*MATERIAL FOR THE TASK*
┄┄┄┄┄┄

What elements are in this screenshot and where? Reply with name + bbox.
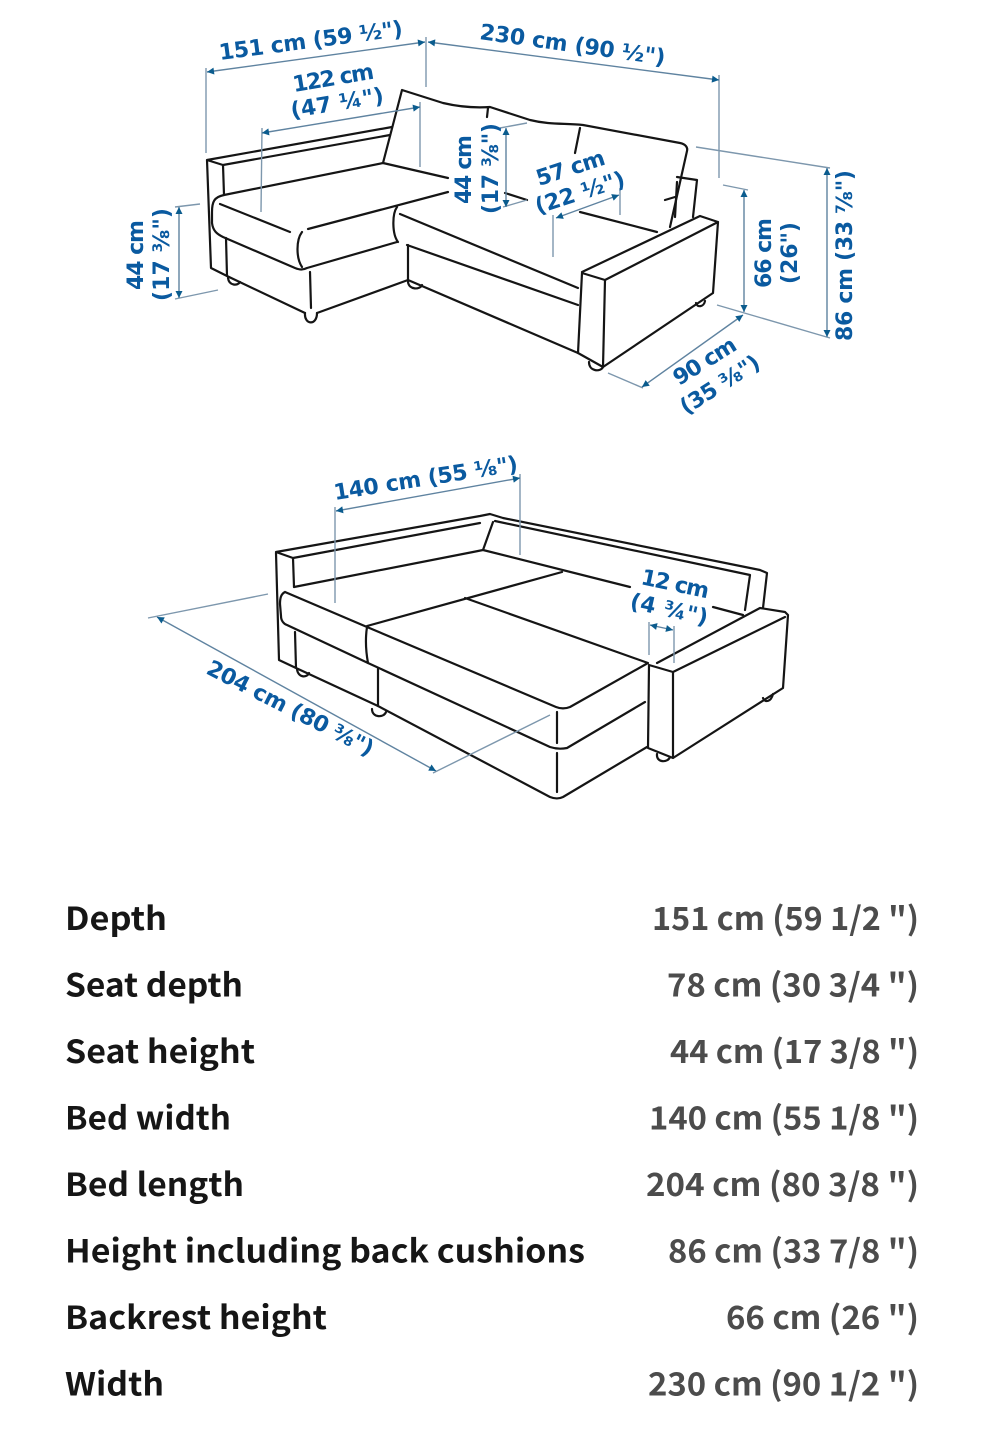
row: height including back cushions: Height including back cushions [65, 1226, 585, 1272]
row: bed length: 204 cm (80 3/8 ") [646, 1160, 919, 1206]
row: width: Width [65, 1360, 164, 1406]
dimension labels: top diagram: 151 cm (59 ½") [218, 17, 404, 66]
row: width [65, 1360, 919, 1406]
dimension labels: top diagram: 86 cm (33 ⅞") [833, 170, 858, 341]
row: depth: Depth [65, 894, 167, 940]
dimension labels: top diagram: (26") [778, 222, 803, 284]
dimension labels: top diagram: 44 cm [124, 220, 149, 290]
dimension labels: top diagram: (35 ⅜") [676, 351, 765, 420]
dimension labels: top diagram: (17 ⅜") [150, 208, 175, 301]
dimension lines: bottom diagram [148, 474, 674, 773]
row: height including back cushions [65, 1226, 919, 1272]
sofa drawing: bottom diagram, bed configuration [276, 514, 788, 798]
row: seat height: 44 cm (17 3/8 ") [670, 1027, 919, 1073]
dimension labels: top diagram: 57 cm [533, 146, 608, 192]
row: bed width: Bed width [65, 1094, 231, 1140]
row: seat height: Seat height [65, 1027, 255, 1073]
sofa drawing: top diagram, sofa configuration [207, 90, 718, 370]
dimension labels: top diagram: (17 ⅜") [479, 123, 504, 214]
row: seat depth [65, 960, 919, 1006]
row: bed length [65, 1160, 919, 1206]
dimension labels: top diagram: 230 cm (90 ½") [478, 20, 667, 71]
row: backrest height: 66 cm (26 ") [726, 1293, 919, 1339]
dimension labels: top diagram: 122 cm [291, 60, 376, 98]
dimension labels: top diagram: 66 cm [752, 218, 777, 288]
row: bed length: Bed length [65, 1160, 244, 1206]
row: depth: 151 cm (59 1/2 ") [652, 894, 919, 940]
dimension labels: bottom diagram: 204 cm (80 ⅜") [202, 656, 378, 762]
dimension lines: top diagram [175, 37, 830, 388]
dimension labels: top diagram: (47 ¼") [289, 84, 386, 124]
row: seat height [65, 1027, 919, 1073]
specification table [65, 894, 919, 1406]
row: height including back cushions: 86 cm (33 7/8 ") [668, 1226, 919, 1272]
row: backrest height [65, 1293, 919, 1339]
dimension labels: top diagram: 44 cm [452, 135, 477, 204]
dimension labels: top diagram [124, 17, 858, 420]
row: bed width [65, 1094, 919, 1140]
dimension labels: top diagram: (22 ½") [532, 167, 628, 220]
dimension labels: bottom diagram: 12 cm [639, 565, 711, 604]
dimension labels: bottom diagram: 140 cm (55 ⅛") [332, 452, 520, 506]
row: depth [65, 894, 919, 940]
dimension labels: bottom diagram: (4 ¾") [628, 589, 710, 631]
dimension labels: top diagram: 90 cm [669, 333, 742, 391]
row: backrest height: Backrest height [65, 1293, 327, 1339]
row: seat depth: Seat depth [65, 960, 243, 1006]
row: bed width: 140 cm (55 1/8 ") [649, 1094, 919, 1140]
row: width: 230 cm (90 1/2 ") [648, 1360, 919, 1406]
dimension labels: bottom diagram [202, 452, 711, 762]
row: seat depth: 78 cm (30 3/4 ") [667, 960, 919, 1006]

┄┄┄┄┄┄

*TASK DIRECTIONS*
Copy the records above word for word, every line of them, leaving out the pictures.

*REPLY TO THE TASK*
What elements are in this screenshot and where? Reply with name + bbox.
row: height including back cushions: Height including back cushions [65, 1226, 585, 1272]
row: bed length: 204 cm (80 3/8 ") [646, 1160, 919, 1206]
row: width: Width [65, 1360, 164, 1406]
dimension labels: top diagram: 151 cm (59 ½") [218, 17, 404, 66]
row: width [65, 1360, 919, 1406]
dimension labels: top diagram: 86 cm (33 ⅞") [833, 170, 858, 341]
row: depth: Depth [65, 894, 167, 940]
dimension labels: top diagram: (26") [778, 222, 803, 284]
dimension labels: top diagram: 44 cm [124, 220, 149, 290]
dimension labels: top diagram: (35 ⅜") [676, 351, 765, 420]
dimension labels: top diagram: (17 ⅜") [150, 208, 175, 301]
dimension lines: bottom diagram [148, 474, 674, 773]
row: height including back cushions [65, 1226, 919, 1272]
sofa drawing: bottom diagram, bed configuration [276, 514, 788, 798]
row: seat height: 44 cm (17 3/8 ") [670, 1027, 919, 1073]
dimension labels: top diagram: 57 cm [533, 146, 608, 192]
row: bed width: Bed width [65, 1094, 231, 1140]
row: seat height: Seat height [65, 1027, 255, 1073]
sofa drawing: top diagram, sofa configuration [207, 90, 718, 370]
dimension labels: top diagram: (17 ⅜") [479, 123, 504, 214]
row: seat depth [65, 960, 919, 1006]
row: bed length [65, 1160, 919, 1206]
dimension labels: top diagram: 230 cm (90 ½") [478, 20, 667, 71]
row: backrest height: 66 cm (26 ") [726, 1293, 919, 1339]
dimension labels: top diagram: 122 cm [291, 60, 376, 98]
dimension labels: top diagram: 66 cm [752, 218, 777, 288]
row: bed length: Bed length [65, 1160, 244, 1206]
row: depth: 151 cm (59 1/2 ") [652, 894, 919, 940]
dimension labels: bottom diagram: 204 cm (80 ⅜") [202, 656, 378, 762]
dimension lines: top diagram [175, 37, 830, 388]
dimension labels: top diagram: (47 ¼") [289, 84, 386, 124]
row: seat height [65, 1027, 919, 1073]
specification table [65, 894, 919, 1406]
row: height including back cushions: 86 cm (33 7/8 ") [668, 1226, 919, 1272]
row: backrest height [65, 1293, 919, 1339]
dimension labels: top diagram: 44 cm [452, 135, 477, 204]
dimension labels: top diagram [124, 17, 858, 420]
row: bed width [65, 1094, 919, 1140]
dimension labels: top diagram: (22 ½") [532, 167, 628, 220]
dimension labels: bottom diagram: 12 cm [639, 565, 711, 604]
dimension labels: bottom diagram: 140 cm (55 ⅛") [332, 452, 520, 506]
row: depth [65, 894, 919, 940]
dimension labels: bottom diagram: (4 ¾") [628, 589, 710, 631]
dimension labels: top diagram: 90 cm [669, 333, 742, 391]
row: backrest height: Backrest height [65, 1293, 327, 1339]
row: seat depth: Seat depth [65, 960, 243, 1006]
row: bed width: 140 cm (55 1/8 ") [649, 1094, 919, 1140]
row: width: 230 cm (90 1/2 ") [648, 1360, 919, 1406]
dimension labels: bottom diagram [202, 452, 711, 762]
row: seat depth: 78 cm (30 3/4 ") [667, 960, 919, 1006]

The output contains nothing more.